Goal of the exercise:
Restate the full set of records exactly, without adding or dropping a word.

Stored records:
----------

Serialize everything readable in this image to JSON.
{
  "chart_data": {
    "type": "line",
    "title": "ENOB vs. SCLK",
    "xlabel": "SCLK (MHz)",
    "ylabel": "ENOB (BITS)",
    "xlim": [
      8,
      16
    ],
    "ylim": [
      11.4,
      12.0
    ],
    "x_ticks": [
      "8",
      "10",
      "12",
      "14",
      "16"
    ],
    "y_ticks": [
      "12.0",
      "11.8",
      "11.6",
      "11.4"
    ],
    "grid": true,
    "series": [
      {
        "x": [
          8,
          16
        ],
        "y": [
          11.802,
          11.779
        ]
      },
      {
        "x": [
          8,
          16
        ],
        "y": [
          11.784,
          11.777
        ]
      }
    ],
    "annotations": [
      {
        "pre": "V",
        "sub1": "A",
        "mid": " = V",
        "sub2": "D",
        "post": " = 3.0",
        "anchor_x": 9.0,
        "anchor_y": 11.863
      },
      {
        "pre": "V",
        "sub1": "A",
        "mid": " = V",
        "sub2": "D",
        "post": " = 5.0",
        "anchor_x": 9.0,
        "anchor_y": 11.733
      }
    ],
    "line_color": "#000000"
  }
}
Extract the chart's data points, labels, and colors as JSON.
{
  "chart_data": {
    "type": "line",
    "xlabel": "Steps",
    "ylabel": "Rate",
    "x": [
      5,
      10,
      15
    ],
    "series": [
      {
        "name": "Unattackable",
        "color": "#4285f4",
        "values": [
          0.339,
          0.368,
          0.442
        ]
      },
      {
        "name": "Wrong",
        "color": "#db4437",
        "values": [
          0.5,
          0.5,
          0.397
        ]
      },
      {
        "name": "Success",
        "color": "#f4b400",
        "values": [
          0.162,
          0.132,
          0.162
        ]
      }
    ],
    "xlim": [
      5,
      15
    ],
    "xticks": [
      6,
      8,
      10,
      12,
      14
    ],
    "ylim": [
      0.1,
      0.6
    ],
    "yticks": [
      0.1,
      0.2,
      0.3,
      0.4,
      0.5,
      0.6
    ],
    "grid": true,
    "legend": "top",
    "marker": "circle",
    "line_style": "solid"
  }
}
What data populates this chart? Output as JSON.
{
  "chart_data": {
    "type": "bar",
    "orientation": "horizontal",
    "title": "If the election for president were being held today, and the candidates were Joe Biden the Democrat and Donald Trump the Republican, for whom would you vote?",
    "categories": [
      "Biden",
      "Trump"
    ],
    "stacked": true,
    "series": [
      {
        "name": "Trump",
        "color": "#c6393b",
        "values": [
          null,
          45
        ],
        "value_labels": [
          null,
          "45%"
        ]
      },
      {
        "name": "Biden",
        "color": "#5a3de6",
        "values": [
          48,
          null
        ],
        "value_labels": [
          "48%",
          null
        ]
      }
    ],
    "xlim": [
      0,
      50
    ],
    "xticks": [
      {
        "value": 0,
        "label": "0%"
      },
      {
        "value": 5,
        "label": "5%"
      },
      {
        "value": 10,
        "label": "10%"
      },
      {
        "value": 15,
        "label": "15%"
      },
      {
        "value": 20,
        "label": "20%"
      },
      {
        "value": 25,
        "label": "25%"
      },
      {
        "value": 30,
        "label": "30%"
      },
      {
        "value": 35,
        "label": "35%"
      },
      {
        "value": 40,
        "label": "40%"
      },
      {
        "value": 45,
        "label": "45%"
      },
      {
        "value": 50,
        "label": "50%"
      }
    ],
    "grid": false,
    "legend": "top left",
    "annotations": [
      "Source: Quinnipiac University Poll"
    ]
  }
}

----------

The output:
Serialize everything readable in this image to JSON.
{
  "chart_data": {
    "type": "line",
    "title": "ENOB vs. SCLK",
    "xlabel": "SCLK (MHz)",
    "ylabel": "ENOB (BITS)",
    "xlim": [
      8,
      16
    ],
    "ylim": [
      11.4,
      12.0
    ],
    "x_ticks": [
      "8",
      "10",
      "12",
      "14",
      "16"
    ],
    "y_ticks": [
      "12.0",
      "11.8",
      "11.6",
      "11.4"
    ],
    "grid": true,
    "series": [
      {
        "x": [
          8,
          16
        ],
        "y": [
          11.802,
          11.779
        ]
      },
      {
        "x": [
          8,
          16
        ],
        "y": [
          11.784,
          11.777
        ]
      }
    ],
    "annotations": [
      {
        "pre": "V",
        "sub1": "A",
        "mid": " = V",
        "sub2": "D",
        "post": " = 3.0",
        "anchor_x": 9.0,
        "anchor_y": 11.863
      },
      {
        "pre": "V",
        "sub1": "A",
        "mid": " = V",
        "sub2": "D",
        "post": " = 5.0",
        "anchor_x": 9.0,
        "anchor_y": 11.733
      }
    ],
    "line_color": "#000000"
  }
}
Extract the chart's data points, labels, and colors as JSON.
{
  "chart_data": {
    "type": "line",
    "xlabel": "Steps",
    "ylabel": "Rate",
    "x": [
      5,
      10,
      15
    ],
    "series": [
      {
        "name": "Unattackable",
        "color": "#4285f4",
        "values": [
          0.339,
          0.368,
          0.442
        ]
      },
      {
        "name": "Wrong",
        "color": "#db4437",
        "values": [
          0.5,
          0.5,
          0.397
        ]
      },
      {
        "name": "Success",
        "color": "#f4b400",
        "values": [
          0.162,
          0.132,
          0.162
        ]
      }
    ],
    "xlim": [
      5,
      15
    ],
    "xticks": [
      6,
      8,
      10,
      12,
      14
    ],
    "ylim": [
      0.1,
      0.6
    ],
    "yticks": [
      0.1,
      0.2,
      0.3,
      0.4,
      0.5,
      0.6
    ],
    "grid": true,
    "legend": "top",
    "marker": "circle",
    "line_style": "solid"
  }
}
What data populates this chart? Output as JSON.
{
  "chart_data": {
    "type": "bar",
    "orientation": "horizontal",
    "title": "If the election for president were being held today, and the candidates were Joe Biden the Democrat and Donald Trump the Republican, for whom would you vote?",
    "categories": [
      "Biden",
      "Trump"
    ],
    "stacked": true,
    "series": [
      {
        "name": "Trump",
        "color": "#c6393b",
        "values": [
          null,
          45
        ],
        "value_labels": [
          null,
          "45%"
        ]
      },
      {
        "name": "Biden",
        "color": "#5a3de6",
        "values": [
          48,
          null
        ],
        "value_labels": [
          "48%",
          null
        ]
      }
    ],
    "xlim": [
      0,
      50
    ],
    "xticks": [
      {
        "value": 0,
        "label": "0%"
      },
      {
        "value": 5,
        "label": "5%"
      },
      {
        "value": 10,
        "label": "10%"
      },
      {
        "value": 15,
        "label": "15%"
      },
      {
        "value": 20,
        "label": "20%"
      },
      {
        "value": 25,
        "label": "25%"
      },
      {
        "value": 30,
        "label": "30%"
      },
      {
        "value": 35,
        "label": "35%"
      },
      {
        "value": 40,
        "label": "40%"
      },
      {
        "value": 45,
        "label": "45%"
      },
      {
        "value": 50,
        "label": "50%"
      }
    ],
    "grid": false,
    "legend": "top left",
    "annotations": [
      "Source: Quinnipiac University Poll"
    ]
  }
}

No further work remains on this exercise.